YOUR OBJECTIVE ▸
Pull every line holding the string "房屋拍卖暂停" from the records below.

>> Begin DATASET

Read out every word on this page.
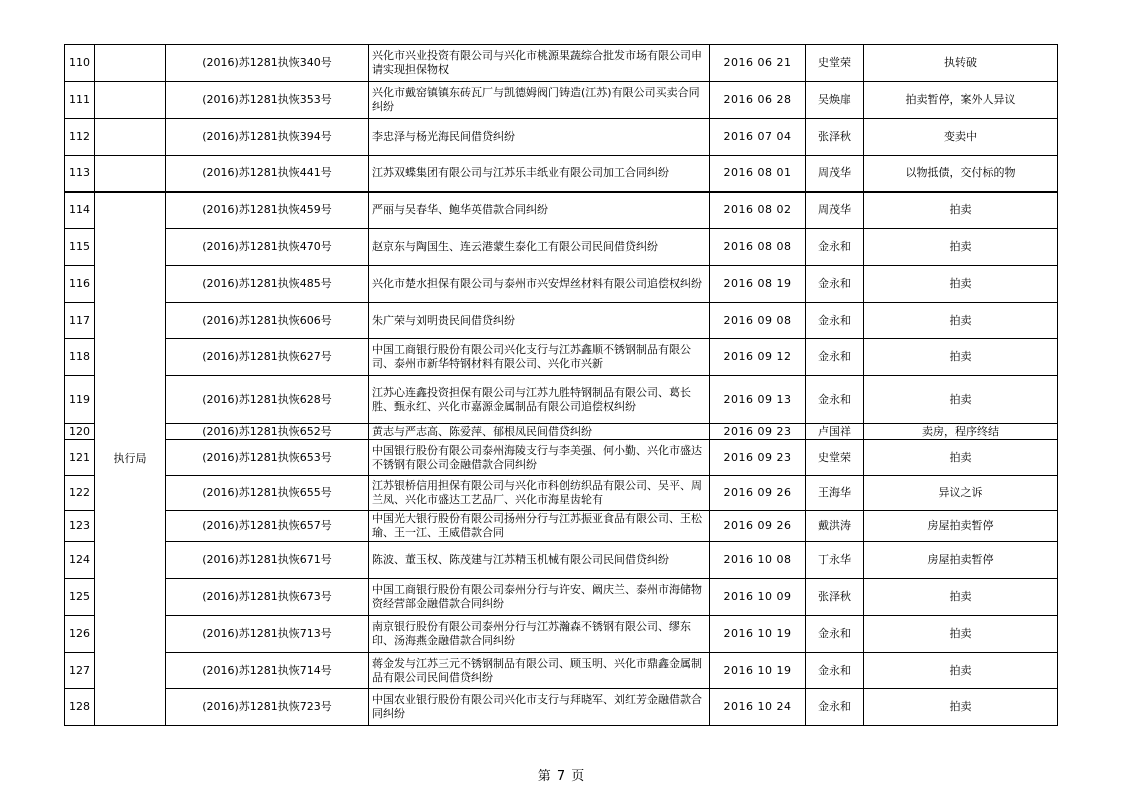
110		(2016)苏1281执恢340号	兴化市兴业投资有限公司与兴化市桃源果蔬综合批发市场有限公司申请实现担保物权	2016 06 21	史堂荣	执转破
111		(2016)苏1281执恢353号	兴化市戴窑镇镇东砖瓦厂与凯德姆阀门铸造(江苏)有限公司买卖合同纠纷	2016 06 28	吴焕扉	拍卖暂停，案外人异议
112		(2016)苏1281执恢394号	李忠泽与杨光海民间借贷纠纷	2016 07 04	张泽秋	变卖中
113		(2016)苏1281执恢441号	江苏双蝶集团有限公司与江苏乐丰纸业有限公司加工合同纠纷	2016 08 01	周茂华	以物抵债，交付标的物
114	执行局	(2016)苏1281执恢459号	严丽与吴春华、鲍华英借款合同纠纷	2016 08 02	周茂华	拍卖
115		(2016)苏1281执恢470号	赵京东与陶国生、连云港蒙生泰化工有限公司民间借贷纠纷	2016 08 08	金永和	拍卖
116		(2016)苏1281执恢485号	兴化市楚水担保有限公司与泰州市兴安焊丝材料有限公司追偿权纠纷	2016 08 19	金永和	拍卖
117		(2016)苏1281执恢606号	朱广荣与刘明贵民间借贷纠纷	2016 09 08	金永和	拍卖
118		(2016)苏1281执恢627号	中国工商银行股份有限公司兴化支行与江苏鑫顺不锈钢制品有限公司、泰州市新华特钢材料有限公司、兴化市兴新	2016 09 12	金永和	拍卖
119		(2016)苏1281执恢628号	江苏心连鑫投资担保有限公司与江苏九胜特钢制品有限公司、葛长胜、甄永红、兴化市嘉源金属制品有限公司追偿权纠纷	2016 09 13	金永和	拍卖
120		(2016)苏1281执恢652号	黄志与严志高、陈爱萍、郁根凤民间借贷纠纷	2016 09 23	卢国祥	卖房，程序终结
121		(2016)苏1281执恢653号	中国银行股份有限公司泰州海陵支行与李美强、何小勤、兴化市盛达不锈钢有限公司金融借款合同纠纷	2016 09 23	史堂荣	拍卖
122		(2016)苏1281执恢655号	江苏银桥信用担保有限公司与兴化市科创纺织品有限公司、吴平、周兰凤、兴化市盛达工艺品厂、兴化市海星齿轮有	2016 09 26	王海华	异议之诉
123		(2016)苏1281执恢657号	中国光大银行股份有限公司扬州分行与江苏振亚食品有限公司、王松瑜、王一江、王威借款合同	2016 09 26	戴洪涛	房屋拍卖暂停
124		(2016)苏1281执恢671号	陈波、董玉权、陈茂建与江苏精玉机械有限公司民间借贷纠纷	2016 10 08	丁永华	房屋拍卖暂停
125		(2016)苏1281执恢673号	中国工商银行股份有限公司泰州分行与许安、阚庆兰、泰州市海储物资经营部金融借款合同纠纷	2016 10 09	张泽秋	拍卖
126		(2016)苏1281执恢713号	南京银行股份有限公司泰州分行与江苏瀚森不锈钢有限公司、缪东印、汤海燕金融借款合同纠纷	2016 10 19	金永和	拍卖
127		(2016)苏1281执恢714号	蒋金发与江苏三元不锈钢制品有限公司、顾玉明、兴化市鼎鑫金属制品有限公司民间借贷纠纷	2016 10 19	金永和	拍卖
128		(2016)苏1281执恢723号	中国农业银行股份有限公司兴化市支行与拜晓军、刘红芳金融借款合同纠纷	2016 10 24	金永和	拍卖
第 7 页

>> End DATASET

WRITTEN RESPONSE ▸
123		(2016)苏1281执恢657号	中国光大银行股份有限公司扬州分行与江苏振亚食品有限公司、王松瑜、王一江、王威借款合同	2016 09 26	戴洪涛	房屋拍卖暂停
124		(2016)苏1281执恢671号	陈波、董玉权、陈茂建与江苏精玉机械有限公司民间借贷纠纷	2016 10 08	丁永华	房屋拍卖暂停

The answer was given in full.